--- begin Information given ---

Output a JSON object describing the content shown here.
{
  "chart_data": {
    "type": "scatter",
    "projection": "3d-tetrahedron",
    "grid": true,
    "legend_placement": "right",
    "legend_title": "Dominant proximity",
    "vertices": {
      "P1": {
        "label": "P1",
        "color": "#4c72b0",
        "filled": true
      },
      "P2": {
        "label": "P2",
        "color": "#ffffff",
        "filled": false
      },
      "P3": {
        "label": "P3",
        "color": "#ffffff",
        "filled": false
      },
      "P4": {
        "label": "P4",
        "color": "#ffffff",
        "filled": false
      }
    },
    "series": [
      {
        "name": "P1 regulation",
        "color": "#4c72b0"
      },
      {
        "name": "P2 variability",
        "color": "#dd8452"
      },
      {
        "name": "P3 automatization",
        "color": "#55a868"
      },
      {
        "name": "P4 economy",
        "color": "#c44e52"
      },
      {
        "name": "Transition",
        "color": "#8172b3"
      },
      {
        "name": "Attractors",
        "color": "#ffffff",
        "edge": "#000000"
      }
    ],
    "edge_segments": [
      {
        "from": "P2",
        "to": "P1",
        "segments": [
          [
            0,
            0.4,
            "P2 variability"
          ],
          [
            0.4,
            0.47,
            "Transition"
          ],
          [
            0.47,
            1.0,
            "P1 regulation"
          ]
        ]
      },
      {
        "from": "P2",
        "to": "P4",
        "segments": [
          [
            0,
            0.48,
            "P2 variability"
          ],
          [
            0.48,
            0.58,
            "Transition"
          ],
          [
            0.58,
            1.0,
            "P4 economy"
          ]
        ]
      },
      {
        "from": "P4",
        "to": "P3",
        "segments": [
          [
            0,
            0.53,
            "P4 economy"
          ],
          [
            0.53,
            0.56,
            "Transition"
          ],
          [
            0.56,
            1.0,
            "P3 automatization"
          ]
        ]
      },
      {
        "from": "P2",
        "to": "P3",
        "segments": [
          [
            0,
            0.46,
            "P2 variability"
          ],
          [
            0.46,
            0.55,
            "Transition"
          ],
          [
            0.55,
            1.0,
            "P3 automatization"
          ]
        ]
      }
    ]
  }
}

--- end Information given ---

# [Written instruction]
Return all of the data exactly as it reads.

# [Solution to this problem]
Output a JSON object describing the content shown here.
{
  "chart_data": {
    "type": "scatter",
    "projection": "3d-tetrahedron",
    "grid": true,
    "legend_placement": "right",
    "legend_title": "Dominant proximity",
    "vertices": {
      "P1": {
        "label": "P1",
        "color": "#4c72b0",
        "filled": true
      },
      "P2": {
        "label": "P2",
        "color": "#ffffff",
        "filled": false
      },
      "P3": {
        "label": "P3",
        "color": "#ffffff",
        "filled": false
      },
      "P4": {
        "label": "P4",
        "color": "#ffffff",
        "filled": false
      }
    },
    "series": [
      {
        "name": "P1 regulation",
        "color": "#4c72b0"
      },
      {
        "name": "P2 variability",
        "color": "#dd8452"
      },
      {
        "name": "P3 automatization",
        "color": "#55a868"
      },
      {
        "name": "P4 economy",
        "color": "#c44e52"
      },
      {
        "name": "Transition",
        "color": "#8172b3"
      },
      {
        "name": "Attractors",
        "color": "#ffffff",
        "edge": "#000000"
      }
    ],
    "edge_segments": [
      {
        "from": "P2",
        "to": "P1",
        "segments": [
          [
            0,
            0.4,
            "P2 variability"
          ],
          [
            0.4,
            0.47,
            "Transition"
          ],
          [
            0.47,
            1.0,
            "P1 regulation"
          ]
        ]
      },
      {
        "from": "P2",
        "to": "P4",
        "segments": [
          [
            0,
            0.48,
            "P2 variability"
          ],
          [
            0.48,
            0.58,
            "Transition"
          ],
          [
            0.58,
            1.0,
            "P4 economy"
          ]
        ]
      },
      {
        "from": "P4",
        "to": "P3",
        "segments": [
          [
            0,
            0.53,
            "P4 economy"
          ],
          [
            0.53,
            0.56,
            "Transition"
          ],
          [
            0.56,
            1.0,
            "P3 automatization"
          ]
        ]
      },
      {
        "from": "P2",
        "to": "P3",
        "segments": [
          [
            0,
            0.46,
            "P2 variability"
          ],
          [
            0.46,
            0.55,
            "Transition"
          ],
          [
            0.55,
            1.0,
            "P3 automatization"
          ]
        ]
      }
    ]
  }
}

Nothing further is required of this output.